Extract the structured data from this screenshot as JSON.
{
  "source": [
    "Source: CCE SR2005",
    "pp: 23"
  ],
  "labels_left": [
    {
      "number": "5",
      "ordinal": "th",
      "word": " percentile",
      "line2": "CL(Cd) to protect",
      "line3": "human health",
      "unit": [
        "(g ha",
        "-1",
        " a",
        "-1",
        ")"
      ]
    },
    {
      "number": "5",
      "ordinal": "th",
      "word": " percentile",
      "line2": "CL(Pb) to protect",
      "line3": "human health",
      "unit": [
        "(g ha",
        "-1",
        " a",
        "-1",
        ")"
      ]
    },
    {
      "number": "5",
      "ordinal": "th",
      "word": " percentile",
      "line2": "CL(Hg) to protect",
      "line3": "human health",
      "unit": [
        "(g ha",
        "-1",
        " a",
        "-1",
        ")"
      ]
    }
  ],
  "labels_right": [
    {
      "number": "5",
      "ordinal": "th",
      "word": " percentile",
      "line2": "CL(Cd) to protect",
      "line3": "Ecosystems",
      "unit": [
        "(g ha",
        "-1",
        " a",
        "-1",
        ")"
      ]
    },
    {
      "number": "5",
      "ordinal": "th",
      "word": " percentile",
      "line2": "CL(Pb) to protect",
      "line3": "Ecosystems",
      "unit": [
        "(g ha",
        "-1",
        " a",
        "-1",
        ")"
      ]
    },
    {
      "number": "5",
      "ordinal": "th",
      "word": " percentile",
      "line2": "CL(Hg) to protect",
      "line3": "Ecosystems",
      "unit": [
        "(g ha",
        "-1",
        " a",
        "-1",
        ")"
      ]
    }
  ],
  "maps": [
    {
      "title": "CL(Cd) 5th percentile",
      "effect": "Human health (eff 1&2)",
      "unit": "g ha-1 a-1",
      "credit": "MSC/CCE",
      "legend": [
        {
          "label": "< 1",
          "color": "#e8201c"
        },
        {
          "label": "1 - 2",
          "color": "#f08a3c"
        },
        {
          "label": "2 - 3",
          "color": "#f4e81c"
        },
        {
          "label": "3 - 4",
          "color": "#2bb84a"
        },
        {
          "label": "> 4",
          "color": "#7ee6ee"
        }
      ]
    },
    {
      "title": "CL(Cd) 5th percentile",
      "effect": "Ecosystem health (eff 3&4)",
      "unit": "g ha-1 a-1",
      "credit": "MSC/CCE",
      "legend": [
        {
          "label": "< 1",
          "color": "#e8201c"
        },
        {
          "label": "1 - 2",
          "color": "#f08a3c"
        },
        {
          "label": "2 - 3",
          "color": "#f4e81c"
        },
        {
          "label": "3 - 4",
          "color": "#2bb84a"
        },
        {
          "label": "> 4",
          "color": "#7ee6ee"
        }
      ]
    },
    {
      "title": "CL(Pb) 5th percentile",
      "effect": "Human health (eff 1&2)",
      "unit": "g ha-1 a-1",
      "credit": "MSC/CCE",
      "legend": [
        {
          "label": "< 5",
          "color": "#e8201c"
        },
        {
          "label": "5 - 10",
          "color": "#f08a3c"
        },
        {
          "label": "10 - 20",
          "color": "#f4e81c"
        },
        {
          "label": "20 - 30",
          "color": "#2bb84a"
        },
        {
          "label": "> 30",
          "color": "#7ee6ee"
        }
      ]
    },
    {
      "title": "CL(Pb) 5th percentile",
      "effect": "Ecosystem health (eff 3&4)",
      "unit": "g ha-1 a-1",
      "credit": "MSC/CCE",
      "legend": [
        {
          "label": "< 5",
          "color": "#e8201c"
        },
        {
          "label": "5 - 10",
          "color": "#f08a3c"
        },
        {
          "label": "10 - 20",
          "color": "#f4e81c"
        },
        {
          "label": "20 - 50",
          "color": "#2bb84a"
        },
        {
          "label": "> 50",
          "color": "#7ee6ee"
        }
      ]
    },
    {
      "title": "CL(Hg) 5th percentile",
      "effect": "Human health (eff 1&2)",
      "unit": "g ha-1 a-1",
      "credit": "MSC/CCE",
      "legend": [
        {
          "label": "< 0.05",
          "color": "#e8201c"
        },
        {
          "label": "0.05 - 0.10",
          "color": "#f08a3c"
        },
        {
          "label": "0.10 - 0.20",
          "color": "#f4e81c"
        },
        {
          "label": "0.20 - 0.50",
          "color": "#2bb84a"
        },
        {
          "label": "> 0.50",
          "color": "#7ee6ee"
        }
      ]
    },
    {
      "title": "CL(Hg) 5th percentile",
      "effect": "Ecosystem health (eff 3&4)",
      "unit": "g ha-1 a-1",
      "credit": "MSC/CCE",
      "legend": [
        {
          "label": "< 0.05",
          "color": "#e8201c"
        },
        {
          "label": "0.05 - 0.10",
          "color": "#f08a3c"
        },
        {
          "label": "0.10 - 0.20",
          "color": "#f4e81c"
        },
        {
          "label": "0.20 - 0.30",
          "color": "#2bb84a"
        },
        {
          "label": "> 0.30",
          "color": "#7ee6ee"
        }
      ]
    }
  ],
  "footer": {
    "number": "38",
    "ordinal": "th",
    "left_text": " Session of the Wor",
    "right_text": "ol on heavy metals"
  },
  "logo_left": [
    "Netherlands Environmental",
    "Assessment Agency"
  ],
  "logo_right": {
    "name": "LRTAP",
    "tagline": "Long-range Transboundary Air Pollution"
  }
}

◆ ◆ ◆

#### INSTRUCTIONS FOR THE TASK
Output all of the data above without any alteration.

#### IN RESPONSE
Extract the structured data from this screenshot as JSON.
{
  "source": [
    "Source: CCE SR2005",
    "pp: 23"
  ],
  "labels_left": [
    {
      "number": "5",
      "ordinal": "th",
      "word": " percentile",
      "line2": "CL(Cd) to protect",
      "line3": "human health",
      "unit": [
        "(g ha",
        "-1",
        " a",
        "-1",
        ")"
      ]
    },
    {
      "number": "5",
      "ordinal": "th",
      "word": " percentile",
      "line2": "CL(Pb) to protect",
      "line3": "human health",
      "unit": [
        "(g ha",
        "-1",
        " a",
        "-1",
        ")"
      ]
    },
    {
      "number": "5",
      "ordinal": "th",
      "word": " percentile",
      "line2": "CL(Hg) to protect",
      "line3": "human health",
      "unit": [
        "(g ha",
        "-1",
        " a",
        "-1",
        ")"
      ]
    }
  ],
  "labels_right": [
    {
      "number": "5",
      "ordinal": "th",
      "word": " percentile",
      "line2": "CL(Cd) to protect",
      "line3": "Ecosystems",
      "unit": [
        "(g ha",
        "-1",
        " a",
        "-1",
        ")"
      ]
    },
    {
      "number": "5",
      "ordinal": "th",
      "word": " percentile",
      "line2": "CL(Pb) to protect",
      "line3": "Ecosystems",
      "unit": [
        "(g ha",
        "-1",
        " a",
        "-1",
        ")"
      ]
    },
    {
      "number": "5",
      "ordinal": "th",
      "word": " percentile",
      "line2": "CL(Hg) to protect",
      "line3": "Ecosystems",
      "unit": [
        "(g ha",
        "-1",
        " a",
        "-1",
        ")"
      ]
    }
  ],
  "maps": [
    {
      "title": "CL(Cd) 5th percentile",
      "effect": "Human health (eff 1&2)",
      "unit": "g ha-1 a-1",
      "credit": "MSC/CCE",
      "legend": [
        {
          "label": "< 1",
          "color": "#e8201c"
        },
        {
          "label": "1 - 2",
          "color": "#f08a3c"
        },
        {
          "label": "2 - 3",
          "color": "#f4e81c"
        },
        {
          "label": "3 - 4",
          "color": "#2bb84a"
        },
        {
          "label": "> 4",
          "color": "#7ee6ee"
        }
      ]
    },
    {
      "title": "CL(Cd) 5th percentile",
      "effect": "Ecosystem health (eff 3&4)",
      "unit": "g ha-1 a-1",
      "credit": "MSC/CCE",
      "legend": [
        {
          "label": "< 1",
          "color": "#e8201c"
        },
        {
          "label": "1 - 2",
          "color": "#f08a3c"
        },
        {
          "label": "2 - 3",
          "color": "#f4e81c"
        },
        {
          "label": "3 - 4",
          "color": "#2bb84a"
        },
        {
          "label": "> 4",
          "color": "#7ee6ee"
        }
      ]
    },
    {
      "title": "CL(Pb) 5th percentile",
      "effect": "Human health (eff 1&2)",
      "unit": "g ha-1 a-1",
      "credit": "MSC/CCE",
      "legend": [
        {
          "label": "< 5",
          "color": "#e8201c"
        },
        {
          "label": "5 - 10",
          "color": "#f08a3c"
        },
        {
          "label": "10 - 20",
          "color": "#f4e81c"
        },
        {
          "label": "20 - 30",
          "color": "#2bb84a"
        },
        {
          "label": "> 30",
          "color": "#7ee6ee"
        }
      ]
    },
    {
      "title": "CL(Pb) 5th percentile",
      "effect": "Ecosystem health (eff 3&4)",
      "unit": "g ha-1 a-1",
      "credit": "MSC/CCE",
      "legend": [
        {
          "label": "< 5",
          "color": "#e8201c"
        },
        {
          "label": "5 - 10",
          "color": "#f08a3c"
        },
        {
          "label": "10 - 20",
          "color": "#f4e81c"
        },
        {
          "label": "20 - 50",
          "color": "#2bb84a"
        },
        {
          "label": "> 50",
          "color": "#7ee6ee"
        }
      ]
    },
    {
      "title": "CL(Hg) 5th percentile",
      "effect": "Human health (eff 1&2)",
      "unit": "g ha-1 a-1",
      "credit": "MSC/CCE",
      "legend": [
        {
          "label": "< 0.05",
          "color": "#e8201c"
        },
        {
          "label": "0.05 - 0.10",
          "color": "#f08a3c"
        },
        {
          "label": "0.10 - 0.20",
          "color": "#f4e81c"
        },
        {
          "label": "0.20 - 0.50",
          "color": "#2bb84a"
        },
        {
          "label": "> 0.50",
          "color": "#7ee6ee"
        }
      ]
    },
    {
      "title": "CL(Hg) 5th percentile",
      "effect": "Ecosystem health (eff 3&4)",
      "unit": "g ha-1 a-1",
      "credit": "MSC/CCE",
      "legend": [
        {
          "label": "< 0.05",
          "color": "#e8201c"
        },
        {
          "label": "0.05 - 0.10",
          "color": "#f08a3c"
        },
        {
          "label": "0.10 - 0.20",
          "color": "#f4e81c"
        },
        {
          "label": "0.20 - 0.30",
          "color": "#2bb84a"
        },
        {
          "label": "> 0.30",
          "color": "#7ee6ee"
        }
      ]
    }
  ],
  "footer": {
    "number": "38",
    "ordinal": "th",
    "left_text": " Session of the Wor",
    "right_text": "ol on heavy metals"
  },
  "logo_left": [
    "Netherlands Environmental",
    "Assessment Agency"
  ],
  "logo_right": {
    "name": "LRTAP",
    "tagline": "Long-range Transboundary Air Pollution"
  }
}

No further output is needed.